» **Vorliegender Text**
%%

Details zur Programmgestaltung finden sich in den Innsbrucker Nachrichten vom 24. Jänner 1942, Seite 8. In diesem Beitrag wird die Dominanz von Sendungen mit heiterer Musik als kriegswichtige Notwendigkeit hervorgekehrt. Trotz dieser Bevorzugung sei noch ausreichend die Möglichkeit gegeben, die Meisterwerke großer deutscher Kunst nicht zu vernachlässigen:
"Ein Mitarbeiter der Reichssendeleitung äußert sich in der Zeitschrift Reichsrundfunk über das Musikprogramm des Rundfunks. Leichte Muse und ernstes künstlerisches Erleben in einem frohen Programm vereint, bietet der Rundfunk seinen Hörern täglich von 5 Uhr früh bis 2 Uhr nachts. Daß bei einer solchen Fülle musikalischer Darbietungen der leichten, beschwingten und volkstümlichen Musik der breiteste Raum gegeben werden muß, ist selbstverständlich. Erklingen doch täglich 250 bis 280 verschiedene Kompositionen, ausgeführt von unzähligen Solisten und Orchestern aller Art. Das sind im Monat 7500 bis 7800 und in einem Jahr 90.000 bis 94.000 Kompositionen einschließlich aller notwendigen Wiederholungen.
Das Rundfunkprogramm muß im Kriege heiter und unbeschwert sein, um die große Masse des kämpfenden Heeres und die schaffenden Menschen in der Heimat in ihren Mußestunden zu unterhalten. Die künstlerisch hochwertigen Darbietungen müssen in einem Rahmen Erlebnisse bleiben. Eine besondere Programmgestaltung erfahren die Sonn- und Feiertage, an denen mit einer stärkeren Aufnahmefähigkeit weiterer Hörerkreise gerechnet werden kann.
Der Aufsatz wendet sich gegen den Vorwurf mancher Hörer, daß das Rundfunkprogramm zuviel leichte Unterhaltung vermittle. Der deutsche Rundfunk bringe trotz des umfangreichen Unterhaltungsprogramms noch so viel Musik großer Meister, daß in dem einen Reichsprogramm gar nicht mehr geboten werden könne, ohne damit diese höchsten Werte deutscher Kultur durch überreiches Verschwenden zu verkleinern. Seit dem Herbst 1940 hatten alle deutschen Hörer die Möglichkeit, an sämtlichen Konzerten Wilhelm Furtwänglers mit den Berliner Philharmonikern teilzunehmen. Ebenso kehren ständig die Wiener Philharmoniker, Konzerte der Münchner Philharmoniker, der Berliner und Münchner Staatskapelle, des Leipziger Gewandhausorchesters wieder. In weit über 50 Mozart-Sendungen gab der Rundfunk einen umfassenden Ueberblick über das Schaffen eines der größten deutschen Musiker. Als im Frühjahr die italienische Oper aus Rom in Berlin gastierte, war sie zweimal auch Gast des deutschen Rundfunks. In der seit dem Herbst 1941 laufenden Freitagabendsendung Wie es euch gefällt sind in Szenen aus bekannten Meisteropern hervorragende Solisten und Orchester zu hören. Dasselbe gilt für die jeden Freitag wiederkehrende Sendung Klassischer Humor und Tanz . In der Musik zur Dämmerstunde des Deutschlandsenders erklingen täglich auserlesene Kostproben deutscher und europäischer Werke, ebenso in der täglichen Kammermusik- und Solistenstunde. Seit einigen Wochen spielen jeden Samstag in der Sendung Die Auslese Meister ihres Instrumentes.

%%

» **Ausgewählte Zeilen**
%%

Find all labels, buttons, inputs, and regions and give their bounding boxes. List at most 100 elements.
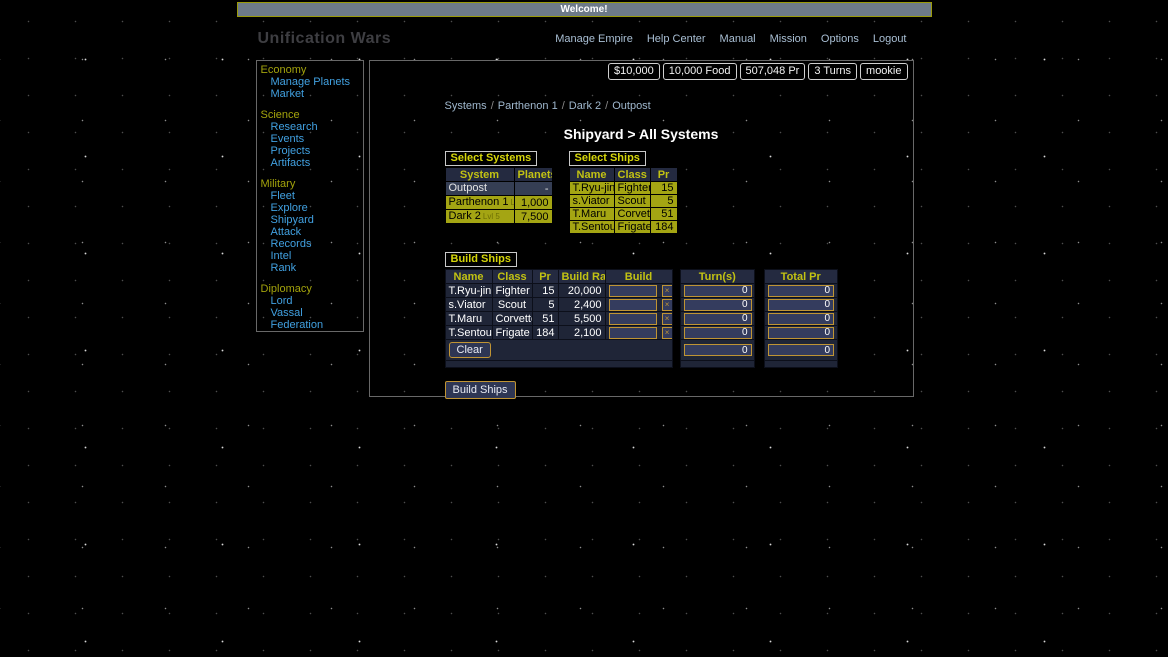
sidebar-item-artifacts[interactable]: Artifacts	[261, 157, 363, 169]
sidebar-item-federation[interactable]: Federation	[261, 319, 363, 331]
logo: Unification Wars	[258, 30, 392, 48]
main-panel: $10,000 10,000 Food 507,048 Pr 3 Turns m…	[369, 60, 914, 397]
column-header-name: Name	[569, 168, 614, 182]
sidebar-item-rank[interactable]: Rank	[261, 262, 363, 274]
stat-food: 10,000 Food	[663, 63, 737, 80]
build-ships-main-table: Name Class Pr Build Rate Build T.Ryu-jin	[445, 269, 673, 368]
turns-output[interactable]	[684, 285, 752, 297]
nav-logout[interactable]: Logout	[873, 33, 907, 45]
build-ships-total-pr-table: Total Pr	[764, 269, 838, 368]
system-level: Lvl 5	[483, 212, 500, 221]
build-ships-tables: Name Class Pr Build Rate Build T.Ryu-jin	[445, 269, 838, 368]
header: Unification Wars Manage Empire Help Cent…	[237, 27, 932, 51]
select-ships-label: Select Ships	[569, 151, 646, 166]
system-row-outpost[interactable]: Outpost -	[445, 182, 552, 196]
turns-output[interactable]	[684, 299, 752, 311]
breadcrumb-dark-2[interactable]: Dark 2	[569, 100, 601, 112]
sidebar-item-lord[interactable]: Lord	[261, 295, 363, 307]
welcome-text: Welcome!	[560, 4, 607, 15]
sidebar-section-diplomacy: Diplomacy Lord Vassal Federation	[261, 283, 363, 331]
build-quantity-input[interactable]	[609, 285, 657, 297]
column-header-total-pr: Total Pr	[765, 270, 838, 284]
sidebar-item-events[interactable]: Events	[261, 133, 363, 145]
clear-button[interactable]: Clear	[449, 342, 491, 358]
total-pr-output[interactable]	[768, 285, 834, 297]
turns-total-output[interactable]	[684, 344, 752, 356]
build-footer-row: Clear	[445, 340, 672, 361]
build-row-t-sentouki: T.Sentouki Frigate 184 2,100 ×	[445, 326, 672, 340]
sidebar-item-research[interactable]: Research	[261, 121, 363, 133]
column-header-class: Class	[492, 270, 532, 284]
breadcrumb-separator: /	[605, 100, 608, 112]
max-build-button[interactable]: ×	[662, 313, 672, 325]
max-build-button[interactable]: ×	[662, 327, 672, 339]
table-bottom-strip	[445, 361, 672, 368]
sidebar-section-science: Science Research Events Projects Artifac…	[261, 109, 363, 169]
select-systems-label: Select Systems	[445, 151, 538, 166]
column-header-pr: Pr	[532, 270, 558, 284]
sidebar-item-shipyard[interactable]: Shipyard	[261, 214, 363, 226]
stat-turns: 3 Turns	[808, 63, 857, 80]
nav-mission[interactable]: Mission	[770, 33, 807, 45]
total-pr-output[interactable]	[768, 313, 834, 325]
nav-manage-empire[interactable]: Manage Empire	[555, 33, 633, 45]
sidebar-header-diplomacy: Diplomacy	[261, 283, 363, 295]
ship-row-t-maru[interactable]: T.Maru Corvette 51	[569, 208, 677, 221]
stat-username: mookie	[860, 63, 907, 80]
nav-help-center[interactable]: Help Center	[647, 33, 706, 45]
table-bottom-strip	[680, 361, 755, 368]
column-header-build-rate: Build Rate	[558, 270, 605, 284]
sidebar-item-manage-planets[interactable]: Manage Planets	[261, 76, 363, 88]
sidebar-item-fleet[interactable]: Fleet	[261, 190, 363, 202]
build-ships-turns-table: Turn(s)	[680, 269, 756, 368]
column-header-turns: Turn(s)	[680, 270, 755, 284]
turns-output[interactable]	[684, 327, 752, 339]
breadcrumb-systems[interactable]: Systems	[445, 100, 487, 112]
column-header-name: Name	[445, 270, 492, 284]
sidebar-header-science: Science	[261, 109, 363, 121]
turns-output[interactable]	[684, 313, 752, 325]
stat-money: $10,000	[608, 63, 660, 80]
sidebar-item-intel[interactable]: Intel	[261, 250, 363, 262]
total-pr-output[interactable]	[768, 327, 834, 339]
sidebar-item-explore[interactable]: Explore	[261, 202, 363, 214]
ship-row-t-sentouki[interactable]: T.Sentouki Frigate 184	[569, 221, 677, 234]
max-build-button[interactable]: ×	[662, 299, 672, 311]
sidebar-section-economy: Economy Manage Planets Market	[261, 64, 363, 100]
sidebar-item-records[interactable]: Records	[261, 238, 363, 250]
ship-row-s-viator[interactable]: s.Viator Scout 5	[569, 195, 677, 208]
system-row-parthenon-1[interactable]: Parthenon 1Lvl 45 1,000	[445, 196, 552, 210]
nav-manual[interactable]: Manual	[720, 33, 756, 45]
build-ships-submit-button[interactable]: Build Ships	[445, 381, 516, 399]
nav-options[interactable]: Options	[821, 33, 859, 45]
sidebar-header-military: Military	[261, 178, 363, 190]
page-container: Unification Wars Manage Empire Help Cent…	[237, 27, 932, 397]
page-title: Shipyard > All Systems	[445, 126, 838, 142]
total-pr-total-output[interactable]	[768, 344, 834, 356]
system-level: Lvl 45	[510, 198, 514, 207]
build-quantity-input[interactable]	[609, 327, 657, 339]
breadcrumb-parthenon-1[interactable]: Parthenon 1	[498, 100, 558, 112]
system-row-dark-2[interactable]: Dark 2Lvl 5 7,500	[445, 210, 552, 224]
stat-production: 507,048 Pr	[740, 63, 806, 80]
build-quantity-input[interactable]	[609, 313, 657, 325]
sidebar-item-market[interactable]: Market	[261, 88, 363, 100]
breadcrumb: Systems/Parthenon 1/Dark 2/Outpost	[445, 100, 838, 112]
max-build-button[interactable]: ×	[662, 285, 672, 297]
select-ships-table: Name Class Pr T.Ryu-jin Fighter 15	[569, 167, 678, 234]
sidebar-item-projects[interactable]: Projects	[261, 145, 363, 157]
sidebar-item-vassal[interactable]: Vassal	[261, 307, 363, 319]
total-pr-output[interactable]	[768, 299, 834, 311]
content: Systems/Parthenon 1/Dark 2/Outpost Shipy…	[445, 100, 838, 399]
build-quantity-input[interactable]	[609, 299, 657, 311]
column-header-build: Build	[605, 270, 672, 284]
select-ships-block: Select Ships Name Class Pr	[569, 148, 678, 234]
breadcrumb-outpost[interactable]: Outpost	[612, 100, 651, 112]
stats-bar: $10,000 10,000 Food 507,048 Pr 3 Turns m…	[370, 63, 908, 80]
breadcrumb-separator: /	[491, 100, 494, 112]
ship-row-t-ryu-jin[interactable]: T.Ryu-jin Fighter 15	[569, 182, 677, 195]
build-row-t-maru: T.Maru Corvette 51 5,500 ×	[445, 312, 672, 326]
sidebar-section-military: Military Fleet Explore Shipyard Attack R…	[261, 178, 363, 274]
column-header-system: System	[445, 168, 514, 182]
sidebar-item-attack[interactable]: Attack	[261, 226, 363, 238]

%%

» **Aufgaben**
a - Wie lautet der Abschnitt im Text über das Rundfunkprogramm, der bei den Worten „Das Rundfunkprogramm muß“ einsetzt und nach „gerechnet werden kann.“ aufhört? Schreiben Sie ihn wortgetreu ab.
b - Welche Orchester nennt der Text über das Rundfunkprogramm namentlich? Führen Sie alle auf.
c - Wie könnte der Text über das Rundfunkprogramm nach seinem letzten Satz weitergehen? Schreiben Sie ihn fort.

» **Ergebnisse**
a -
Das Rundfunkprogramm muß im Kriege heiter und unbeschwert sein, um die große Masse des kämpfenden Heeres und die schaffenden Menschen in der Heimat in ihren Mußestunden zu unterhalten. Die künstlerisch hochwertigen Darbietungen müssen in einem Rahmen Erlebnisse bleiben. Eine besondere Programmgestaltung erfahren die Sonn- und Feiertage, an denen mit einer stärkeren Aufnahmefähigkeit weiterer Hörerkreise gerechnet werden kann.

b -
- Berliner Philharmoniker
- Wiener Philharmoniker
- Münchner Philharmoniker
- Berliner Staatskapelle
- Münchner Staatskapelle
- Leipziger Gewandhausorchester

c -
Wenn sich die zahlreichen Unterhaltungssendungen zum Teil noch viel größerer Beliebtheit erfreuen, so zeugt das nur von dem starken Entspannungsbedürfnis aller Hörer. Auch im neuen Jahr wird der größte Teil der bestehenden Sendearten fortgesetzt, jeweils durch neue Sendungen ergänzt. Alles ist darauf eingestellt, dem Hörer Freude zu bringen."
Eine spezielle Einrichtung im Dienst der Auslandspropaganda des Deutschen Kurzwellensenders war die Sendereihe "Das deutsche Lied". Die Intention dieser Aktivität wird in den Innsbrucker Nachrichten vom 25. Februar 1942 auf Seite 5 mitgeteilt: Neben seiner Aufgabe als "Berichter militärischer Ereignisse" habe der Rundfunk die ideologisch fundierte Aufgabe, "Künder des geistigen Nationalgutes zu sein". Das Ausland müsse "beide Auswirkungen völkischer Lebenskraft kennen, soll es deutsche Wesensart und deutsches Wollen verstehen". Nichts sei dazu so geeignet, wie das Lied:
"[...] Unter den Völkern ist die Sprache der Musik am verständlichsten, und doch bleibt bei gleichem gedanklichen Gehalt der schöpferische Formausdruck gebunden an nationale Eigenart. Keine Musikgattung ist aber so wesenhaft deutsch wie das Lied. So sehr ist das bei allen Völkern empfunden worden, daß sogar der deutsche Name für diese Kunstform übernommen wurde: und es hat seine Berechtigung, wenn der Kurzwellensender dem Lied eine besondere Sendereihe widmet. Im Programm erscheinen die Meister des Liedes, Schubert, Schumann, Brahms, Liszt und Wolf. Außerdem sind zeitgenössische Komponisten, wie Jos. Saas, Walter Jentsch und Richard Trunk vertreten.
Dem Lied, einer Komposition mit Text in lyrischer Stimmung, sind die Einfachheit des Inhalts und der schlichte, ungekünstelte Ausdruck eigen. Die Worte unterstützen das Verständnis für den Stimmungsgehalt. Wo aber das Verständnis der Worte nicht vorauszusetzen ist, weist eine Einführung in der Ländersprache auf den Inhalt hin und macht auf die musikalischen Besonderheiten aufmerksam. Die Worte von deutscher Innerlichkeit und Gemütstiefe, die durch zu häufigen Gebrauch abgenutzt sind, erhalten vom Lied her wieder ihren guten Klang. Neben dem Gefühlsreichtum ist die Vielgestalt deutscher Landschaft in unseren Liedern verwoben. Wir wissen, daß sie dem Deutschen draußen Schönheit und Wert deutscher Heimat bewußt machen, dem Fremden aber Spiegel deutschen Geistes und Lebensgefühls sind.
Die Sendung wird jeden Montag, nachts 1.30 Uhr, auf den Wellen 25.31 Meter und 31.09 Meter nach Südamerika ausgestrahlt."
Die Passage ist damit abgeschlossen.